:: WHAT IS EXPECTED ::
What is the number of lines holding the word "screenshot"? Write that number and nothing else.

Dataset excerpts
---
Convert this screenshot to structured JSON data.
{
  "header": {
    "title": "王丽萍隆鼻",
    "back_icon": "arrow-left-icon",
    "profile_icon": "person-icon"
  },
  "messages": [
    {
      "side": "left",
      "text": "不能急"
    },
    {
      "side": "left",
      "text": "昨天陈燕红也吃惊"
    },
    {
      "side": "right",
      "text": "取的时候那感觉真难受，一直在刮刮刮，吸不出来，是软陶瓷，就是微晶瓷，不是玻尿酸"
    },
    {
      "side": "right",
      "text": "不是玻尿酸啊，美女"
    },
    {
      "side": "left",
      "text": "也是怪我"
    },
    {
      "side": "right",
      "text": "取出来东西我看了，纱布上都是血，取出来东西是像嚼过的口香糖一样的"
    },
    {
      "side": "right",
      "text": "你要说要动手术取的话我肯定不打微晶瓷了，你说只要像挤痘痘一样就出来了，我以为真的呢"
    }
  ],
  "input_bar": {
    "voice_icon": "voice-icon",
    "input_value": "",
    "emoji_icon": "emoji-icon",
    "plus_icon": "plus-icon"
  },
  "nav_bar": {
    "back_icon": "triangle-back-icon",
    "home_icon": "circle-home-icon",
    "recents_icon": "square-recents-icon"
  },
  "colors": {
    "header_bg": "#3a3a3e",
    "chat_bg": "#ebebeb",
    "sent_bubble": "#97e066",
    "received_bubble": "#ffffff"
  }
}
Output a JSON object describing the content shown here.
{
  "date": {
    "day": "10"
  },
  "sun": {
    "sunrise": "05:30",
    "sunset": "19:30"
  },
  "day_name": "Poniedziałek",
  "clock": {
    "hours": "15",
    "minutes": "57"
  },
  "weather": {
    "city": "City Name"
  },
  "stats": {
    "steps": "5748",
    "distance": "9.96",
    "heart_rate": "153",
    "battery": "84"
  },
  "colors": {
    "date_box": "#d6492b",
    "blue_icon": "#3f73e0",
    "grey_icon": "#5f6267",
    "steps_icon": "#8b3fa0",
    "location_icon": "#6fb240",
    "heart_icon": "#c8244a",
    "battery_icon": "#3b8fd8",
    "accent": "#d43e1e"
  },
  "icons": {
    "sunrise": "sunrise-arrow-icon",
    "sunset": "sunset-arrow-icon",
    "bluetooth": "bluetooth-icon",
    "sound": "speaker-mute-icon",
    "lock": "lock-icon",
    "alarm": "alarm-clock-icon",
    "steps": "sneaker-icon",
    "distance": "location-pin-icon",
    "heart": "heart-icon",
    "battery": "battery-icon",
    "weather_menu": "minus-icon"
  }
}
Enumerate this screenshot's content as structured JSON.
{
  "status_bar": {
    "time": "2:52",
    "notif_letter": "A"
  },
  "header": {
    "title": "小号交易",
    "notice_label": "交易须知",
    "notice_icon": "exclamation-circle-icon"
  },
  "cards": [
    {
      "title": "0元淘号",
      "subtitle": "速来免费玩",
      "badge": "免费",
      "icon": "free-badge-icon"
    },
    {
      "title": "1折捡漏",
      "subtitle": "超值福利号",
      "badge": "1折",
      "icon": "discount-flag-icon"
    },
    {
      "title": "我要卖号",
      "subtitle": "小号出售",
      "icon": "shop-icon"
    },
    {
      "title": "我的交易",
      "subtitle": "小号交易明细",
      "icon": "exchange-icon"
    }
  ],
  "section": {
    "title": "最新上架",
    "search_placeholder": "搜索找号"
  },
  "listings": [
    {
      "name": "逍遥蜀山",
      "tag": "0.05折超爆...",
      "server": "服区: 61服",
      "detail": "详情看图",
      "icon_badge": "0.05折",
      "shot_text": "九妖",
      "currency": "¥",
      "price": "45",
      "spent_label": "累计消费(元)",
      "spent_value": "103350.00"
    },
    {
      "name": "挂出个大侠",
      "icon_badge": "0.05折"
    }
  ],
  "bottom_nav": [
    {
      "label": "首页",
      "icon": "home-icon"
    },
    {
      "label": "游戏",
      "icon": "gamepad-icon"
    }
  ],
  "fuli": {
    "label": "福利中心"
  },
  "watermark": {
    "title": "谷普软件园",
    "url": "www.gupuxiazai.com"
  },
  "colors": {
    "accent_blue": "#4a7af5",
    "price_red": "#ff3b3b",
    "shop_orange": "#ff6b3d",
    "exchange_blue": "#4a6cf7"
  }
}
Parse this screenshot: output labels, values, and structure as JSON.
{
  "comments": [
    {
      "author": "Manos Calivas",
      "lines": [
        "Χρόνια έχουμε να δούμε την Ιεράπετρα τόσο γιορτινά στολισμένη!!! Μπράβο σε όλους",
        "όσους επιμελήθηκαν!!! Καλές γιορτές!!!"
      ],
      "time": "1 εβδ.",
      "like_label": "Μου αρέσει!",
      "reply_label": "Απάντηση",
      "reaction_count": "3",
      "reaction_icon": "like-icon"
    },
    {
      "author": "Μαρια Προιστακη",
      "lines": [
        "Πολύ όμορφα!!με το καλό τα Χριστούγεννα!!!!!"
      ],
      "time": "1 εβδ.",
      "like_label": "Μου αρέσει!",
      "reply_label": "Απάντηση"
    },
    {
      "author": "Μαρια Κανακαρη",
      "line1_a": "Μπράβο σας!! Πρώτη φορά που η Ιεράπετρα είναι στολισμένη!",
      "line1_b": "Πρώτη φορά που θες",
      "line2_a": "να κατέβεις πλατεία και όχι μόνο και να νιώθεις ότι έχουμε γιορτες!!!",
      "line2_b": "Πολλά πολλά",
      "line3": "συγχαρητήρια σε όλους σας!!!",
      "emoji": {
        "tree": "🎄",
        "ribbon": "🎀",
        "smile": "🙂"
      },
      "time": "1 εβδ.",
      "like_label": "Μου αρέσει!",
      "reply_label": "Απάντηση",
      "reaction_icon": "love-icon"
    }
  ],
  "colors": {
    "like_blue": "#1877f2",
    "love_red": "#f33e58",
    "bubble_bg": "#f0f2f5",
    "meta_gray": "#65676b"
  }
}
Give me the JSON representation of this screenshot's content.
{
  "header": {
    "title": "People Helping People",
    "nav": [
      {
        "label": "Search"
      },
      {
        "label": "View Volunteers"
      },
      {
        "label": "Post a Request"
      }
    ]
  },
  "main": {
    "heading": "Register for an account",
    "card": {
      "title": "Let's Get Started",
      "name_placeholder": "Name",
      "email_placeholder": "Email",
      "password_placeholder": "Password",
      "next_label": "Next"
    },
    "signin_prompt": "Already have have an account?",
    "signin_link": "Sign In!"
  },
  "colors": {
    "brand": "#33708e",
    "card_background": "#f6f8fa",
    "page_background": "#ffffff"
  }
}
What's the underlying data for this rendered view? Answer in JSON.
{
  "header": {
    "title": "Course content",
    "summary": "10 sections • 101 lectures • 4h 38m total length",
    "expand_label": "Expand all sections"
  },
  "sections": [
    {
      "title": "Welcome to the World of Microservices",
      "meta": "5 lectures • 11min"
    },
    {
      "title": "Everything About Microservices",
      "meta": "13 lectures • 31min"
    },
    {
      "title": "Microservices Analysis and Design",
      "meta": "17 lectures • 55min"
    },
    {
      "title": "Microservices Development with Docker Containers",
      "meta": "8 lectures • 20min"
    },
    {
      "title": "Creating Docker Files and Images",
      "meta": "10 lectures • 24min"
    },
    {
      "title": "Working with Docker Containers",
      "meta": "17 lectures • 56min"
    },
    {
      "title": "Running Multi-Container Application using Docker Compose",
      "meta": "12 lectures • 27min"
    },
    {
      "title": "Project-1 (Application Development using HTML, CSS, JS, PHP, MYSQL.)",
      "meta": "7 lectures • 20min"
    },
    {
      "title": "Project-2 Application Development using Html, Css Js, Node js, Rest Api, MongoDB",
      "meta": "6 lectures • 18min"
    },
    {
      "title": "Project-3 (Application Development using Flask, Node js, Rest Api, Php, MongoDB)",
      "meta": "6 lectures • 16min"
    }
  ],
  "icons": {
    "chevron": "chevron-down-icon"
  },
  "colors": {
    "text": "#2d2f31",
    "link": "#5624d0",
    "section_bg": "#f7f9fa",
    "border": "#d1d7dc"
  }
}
---
:: REPLY ::
4